Data records:

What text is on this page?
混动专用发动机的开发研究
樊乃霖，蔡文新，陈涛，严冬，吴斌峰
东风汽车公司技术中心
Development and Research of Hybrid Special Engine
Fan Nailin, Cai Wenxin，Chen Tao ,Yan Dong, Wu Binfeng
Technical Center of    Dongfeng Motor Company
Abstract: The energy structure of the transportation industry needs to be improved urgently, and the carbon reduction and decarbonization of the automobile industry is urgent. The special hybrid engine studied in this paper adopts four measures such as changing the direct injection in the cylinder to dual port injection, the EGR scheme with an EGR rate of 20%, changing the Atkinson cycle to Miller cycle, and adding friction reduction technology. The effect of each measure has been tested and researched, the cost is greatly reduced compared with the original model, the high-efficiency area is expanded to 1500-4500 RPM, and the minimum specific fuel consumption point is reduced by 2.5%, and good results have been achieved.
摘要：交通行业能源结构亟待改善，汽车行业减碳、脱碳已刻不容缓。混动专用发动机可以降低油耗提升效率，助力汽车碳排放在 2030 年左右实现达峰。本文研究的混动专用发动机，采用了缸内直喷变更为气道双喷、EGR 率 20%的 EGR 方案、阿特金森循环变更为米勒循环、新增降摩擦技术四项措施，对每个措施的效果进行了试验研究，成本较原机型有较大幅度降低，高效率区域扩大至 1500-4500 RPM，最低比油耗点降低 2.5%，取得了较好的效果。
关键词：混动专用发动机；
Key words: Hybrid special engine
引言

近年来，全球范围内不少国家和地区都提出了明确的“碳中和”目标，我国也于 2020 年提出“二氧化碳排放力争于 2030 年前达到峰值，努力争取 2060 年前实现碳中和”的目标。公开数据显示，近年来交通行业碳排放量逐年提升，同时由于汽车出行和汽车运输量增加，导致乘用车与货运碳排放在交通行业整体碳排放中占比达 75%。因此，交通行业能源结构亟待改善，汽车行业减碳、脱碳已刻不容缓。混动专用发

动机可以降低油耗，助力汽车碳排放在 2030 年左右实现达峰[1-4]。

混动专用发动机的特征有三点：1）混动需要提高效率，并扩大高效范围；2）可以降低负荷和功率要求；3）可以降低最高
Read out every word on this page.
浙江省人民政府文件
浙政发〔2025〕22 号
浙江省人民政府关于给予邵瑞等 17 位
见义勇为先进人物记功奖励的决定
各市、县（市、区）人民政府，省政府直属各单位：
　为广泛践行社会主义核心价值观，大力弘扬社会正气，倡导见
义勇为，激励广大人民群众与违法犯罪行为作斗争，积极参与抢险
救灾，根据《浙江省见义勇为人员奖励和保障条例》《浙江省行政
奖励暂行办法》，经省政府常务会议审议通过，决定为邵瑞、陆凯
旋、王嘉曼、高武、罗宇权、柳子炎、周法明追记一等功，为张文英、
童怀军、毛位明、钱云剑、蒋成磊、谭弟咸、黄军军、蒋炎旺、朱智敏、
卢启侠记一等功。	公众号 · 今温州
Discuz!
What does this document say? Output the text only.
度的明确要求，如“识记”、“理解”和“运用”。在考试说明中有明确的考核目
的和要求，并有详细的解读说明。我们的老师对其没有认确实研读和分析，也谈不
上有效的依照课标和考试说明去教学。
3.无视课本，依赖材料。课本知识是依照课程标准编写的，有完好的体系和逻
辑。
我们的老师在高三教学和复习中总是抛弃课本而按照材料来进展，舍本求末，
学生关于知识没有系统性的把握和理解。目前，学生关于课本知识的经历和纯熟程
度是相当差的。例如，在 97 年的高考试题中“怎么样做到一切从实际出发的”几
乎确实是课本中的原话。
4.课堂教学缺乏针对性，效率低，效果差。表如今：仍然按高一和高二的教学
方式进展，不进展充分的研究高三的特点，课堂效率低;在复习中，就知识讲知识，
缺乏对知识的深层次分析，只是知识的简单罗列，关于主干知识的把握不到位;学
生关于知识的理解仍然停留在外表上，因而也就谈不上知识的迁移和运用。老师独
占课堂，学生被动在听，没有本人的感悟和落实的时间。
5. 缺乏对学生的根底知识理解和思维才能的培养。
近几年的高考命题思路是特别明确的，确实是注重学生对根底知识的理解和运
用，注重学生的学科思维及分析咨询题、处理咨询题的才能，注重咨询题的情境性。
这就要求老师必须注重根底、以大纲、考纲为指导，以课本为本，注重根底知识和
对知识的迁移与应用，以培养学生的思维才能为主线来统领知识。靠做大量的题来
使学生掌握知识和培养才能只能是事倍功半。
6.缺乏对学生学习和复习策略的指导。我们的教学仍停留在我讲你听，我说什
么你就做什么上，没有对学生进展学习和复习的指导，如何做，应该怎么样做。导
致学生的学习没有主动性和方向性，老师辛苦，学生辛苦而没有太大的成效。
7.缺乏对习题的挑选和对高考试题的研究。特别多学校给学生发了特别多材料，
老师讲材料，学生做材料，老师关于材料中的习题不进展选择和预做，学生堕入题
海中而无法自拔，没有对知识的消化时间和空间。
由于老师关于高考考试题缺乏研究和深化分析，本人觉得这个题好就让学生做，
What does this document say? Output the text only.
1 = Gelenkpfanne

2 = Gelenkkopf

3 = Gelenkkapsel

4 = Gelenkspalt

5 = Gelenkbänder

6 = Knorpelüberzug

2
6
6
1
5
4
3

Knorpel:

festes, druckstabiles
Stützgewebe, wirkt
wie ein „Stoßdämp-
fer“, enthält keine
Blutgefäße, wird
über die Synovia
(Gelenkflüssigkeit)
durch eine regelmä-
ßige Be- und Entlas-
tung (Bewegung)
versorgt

Exercise prompt:
Which lines contain the word "this"? Copy each of them.

Task response:
What text is on this page?
Abstract: The energy structure of the transportation industry needs to be improved urgently, and the carbon reduction and decarbonization of the automobile industry is urgent. The special hybrid engine studied in this paper adopts four measures such as changing the direct injection in the cylinder to dual port injection, the EGR scheme with an EGR rate of 20%, changing the Atkinson cycle to Miller cycle, and adding friction reduction technology. The effect of each measure has been tested and researched, the cost is greatly reduced compared with the original model, the high-efficiency area is expanded to 1500-4500 RPM, and the minimum specific fuel consumption point is reduced by 2.5%, and good results have been achieved.
Read out every word on this page.
What does this document say? Output the text only.
What does this document say? Output the text only.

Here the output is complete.